WHAT YOU ARE ASKED TO DO:
Search the material below for the word "JSON" and copy every line in which it occurs.

(Dataset items)
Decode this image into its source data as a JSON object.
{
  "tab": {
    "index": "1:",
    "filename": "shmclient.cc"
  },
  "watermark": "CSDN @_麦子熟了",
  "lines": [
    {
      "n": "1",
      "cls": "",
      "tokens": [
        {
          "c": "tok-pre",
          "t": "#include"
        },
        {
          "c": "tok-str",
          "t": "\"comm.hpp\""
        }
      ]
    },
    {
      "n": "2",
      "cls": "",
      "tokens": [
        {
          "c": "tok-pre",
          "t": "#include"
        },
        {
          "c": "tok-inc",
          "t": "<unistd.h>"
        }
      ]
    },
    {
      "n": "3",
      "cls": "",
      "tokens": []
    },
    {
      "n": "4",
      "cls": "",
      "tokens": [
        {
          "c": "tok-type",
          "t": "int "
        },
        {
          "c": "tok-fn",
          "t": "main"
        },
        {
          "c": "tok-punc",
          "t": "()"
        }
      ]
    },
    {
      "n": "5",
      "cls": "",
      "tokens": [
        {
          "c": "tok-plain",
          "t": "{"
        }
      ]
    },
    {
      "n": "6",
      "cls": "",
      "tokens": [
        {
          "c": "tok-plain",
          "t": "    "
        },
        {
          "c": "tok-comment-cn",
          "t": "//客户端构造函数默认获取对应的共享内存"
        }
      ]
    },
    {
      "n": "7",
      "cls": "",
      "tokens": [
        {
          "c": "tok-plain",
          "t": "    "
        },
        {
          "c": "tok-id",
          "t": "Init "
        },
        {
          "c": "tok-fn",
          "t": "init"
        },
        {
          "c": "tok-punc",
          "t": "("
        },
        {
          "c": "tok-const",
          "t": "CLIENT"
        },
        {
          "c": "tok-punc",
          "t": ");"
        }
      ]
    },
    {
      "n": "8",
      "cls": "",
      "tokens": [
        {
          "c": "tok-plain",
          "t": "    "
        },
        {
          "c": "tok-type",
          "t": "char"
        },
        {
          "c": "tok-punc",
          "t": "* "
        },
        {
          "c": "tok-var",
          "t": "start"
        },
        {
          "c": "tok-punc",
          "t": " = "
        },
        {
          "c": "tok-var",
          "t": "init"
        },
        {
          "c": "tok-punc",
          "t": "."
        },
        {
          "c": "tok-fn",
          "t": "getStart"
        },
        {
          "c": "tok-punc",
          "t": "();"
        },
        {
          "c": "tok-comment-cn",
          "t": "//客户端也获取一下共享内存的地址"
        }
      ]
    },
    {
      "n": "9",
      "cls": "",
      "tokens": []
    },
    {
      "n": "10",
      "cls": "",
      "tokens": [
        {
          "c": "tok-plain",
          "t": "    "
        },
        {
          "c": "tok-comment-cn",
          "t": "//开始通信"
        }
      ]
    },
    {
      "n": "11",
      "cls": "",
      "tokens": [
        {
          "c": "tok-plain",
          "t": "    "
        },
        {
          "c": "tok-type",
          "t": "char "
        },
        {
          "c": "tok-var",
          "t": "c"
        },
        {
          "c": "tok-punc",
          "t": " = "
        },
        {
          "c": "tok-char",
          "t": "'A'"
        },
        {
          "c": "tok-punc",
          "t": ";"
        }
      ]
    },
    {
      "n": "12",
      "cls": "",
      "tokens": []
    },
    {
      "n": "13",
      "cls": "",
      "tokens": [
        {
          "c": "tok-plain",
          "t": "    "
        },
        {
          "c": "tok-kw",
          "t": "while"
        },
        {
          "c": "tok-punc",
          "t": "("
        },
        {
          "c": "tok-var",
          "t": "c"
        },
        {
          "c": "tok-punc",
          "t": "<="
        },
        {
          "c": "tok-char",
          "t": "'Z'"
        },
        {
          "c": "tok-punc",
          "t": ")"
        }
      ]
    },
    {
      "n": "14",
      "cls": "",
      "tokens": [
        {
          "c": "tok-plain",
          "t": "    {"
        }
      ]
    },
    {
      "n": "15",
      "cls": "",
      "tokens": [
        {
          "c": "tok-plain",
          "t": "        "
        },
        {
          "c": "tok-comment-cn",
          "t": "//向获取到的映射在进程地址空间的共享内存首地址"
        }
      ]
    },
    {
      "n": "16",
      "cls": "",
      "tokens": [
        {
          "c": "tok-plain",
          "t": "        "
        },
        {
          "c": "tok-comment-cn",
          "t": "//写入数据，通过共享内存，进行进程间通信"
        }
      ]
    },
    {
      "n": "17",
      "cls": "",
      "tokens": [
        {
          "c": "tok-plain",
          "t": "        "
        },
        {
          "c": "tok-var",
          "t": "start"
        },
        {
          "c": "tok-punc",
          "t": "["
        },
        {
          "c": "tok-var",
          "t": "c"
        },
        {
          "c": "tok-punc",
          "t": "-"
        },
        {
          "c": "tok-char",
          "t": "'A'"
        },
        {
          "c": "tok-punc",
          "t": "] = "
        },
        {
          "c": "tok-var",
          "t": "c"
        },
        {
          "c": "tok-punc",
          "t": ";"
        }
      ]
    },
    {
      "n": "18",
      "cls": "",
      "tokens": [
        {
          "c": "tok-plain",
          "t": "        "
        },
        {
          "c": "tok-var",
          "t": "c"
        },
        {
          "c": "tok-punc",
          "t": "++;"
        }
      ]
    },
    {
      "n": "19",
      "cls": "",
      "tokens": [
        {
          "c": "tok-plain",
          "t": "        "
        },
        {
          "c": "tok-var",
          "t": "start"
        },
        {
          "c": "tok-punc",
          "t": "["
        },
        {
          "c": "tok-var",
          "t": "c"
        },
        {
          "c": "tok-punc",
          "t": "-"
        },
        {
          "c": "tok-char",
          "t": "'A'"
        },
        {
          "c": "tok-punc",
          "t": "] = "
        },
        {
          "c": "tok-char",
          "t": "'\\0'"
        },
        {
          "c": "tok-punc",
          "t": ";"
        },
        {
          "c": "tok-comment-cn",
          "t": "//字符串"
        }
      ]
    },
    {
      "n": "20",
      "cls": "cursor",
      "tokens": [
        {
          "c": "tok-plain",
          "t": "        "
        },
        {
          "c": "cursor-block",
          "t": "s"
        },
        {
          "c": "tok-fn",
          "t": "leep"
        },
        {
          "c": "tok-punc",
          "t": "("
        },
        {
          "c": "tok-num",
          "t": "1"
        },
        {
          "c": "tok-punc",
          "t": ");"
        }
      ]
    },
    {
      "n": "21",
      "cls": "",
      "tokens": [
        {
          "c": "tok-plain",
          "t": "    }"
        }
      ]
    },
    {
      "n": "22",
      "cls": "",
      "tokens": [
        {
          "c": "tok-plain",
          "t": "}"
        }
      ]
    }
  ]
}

==

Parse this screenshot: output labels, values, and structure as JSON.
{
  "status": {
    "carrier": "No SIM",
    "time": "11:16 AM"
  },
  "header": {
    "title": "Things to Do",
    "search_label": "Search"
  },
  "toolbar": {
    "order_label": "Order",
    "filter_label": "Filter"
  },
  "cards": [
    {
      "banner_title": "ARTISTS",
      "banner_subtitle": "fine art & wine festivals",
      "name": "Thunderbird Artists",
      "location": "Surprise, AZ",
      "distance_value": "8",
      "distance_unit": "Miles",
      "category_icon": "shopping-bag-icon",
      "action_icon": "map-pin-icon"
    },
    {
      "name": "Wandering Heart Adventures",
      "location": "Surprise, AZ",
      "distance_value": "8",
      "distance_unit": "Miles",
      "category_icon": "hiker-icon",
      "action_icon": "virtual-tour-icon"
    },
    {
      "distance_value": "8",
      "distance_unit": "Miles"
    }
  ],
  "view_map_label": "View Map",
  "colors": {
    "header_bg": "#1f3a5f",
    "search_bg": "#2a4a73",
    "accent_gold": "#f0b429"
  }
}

RESULT OF THIS TASK:
Decode this image into its source data as a JSON object.
Parse this screenshot: output labels, values, and structure as JSON.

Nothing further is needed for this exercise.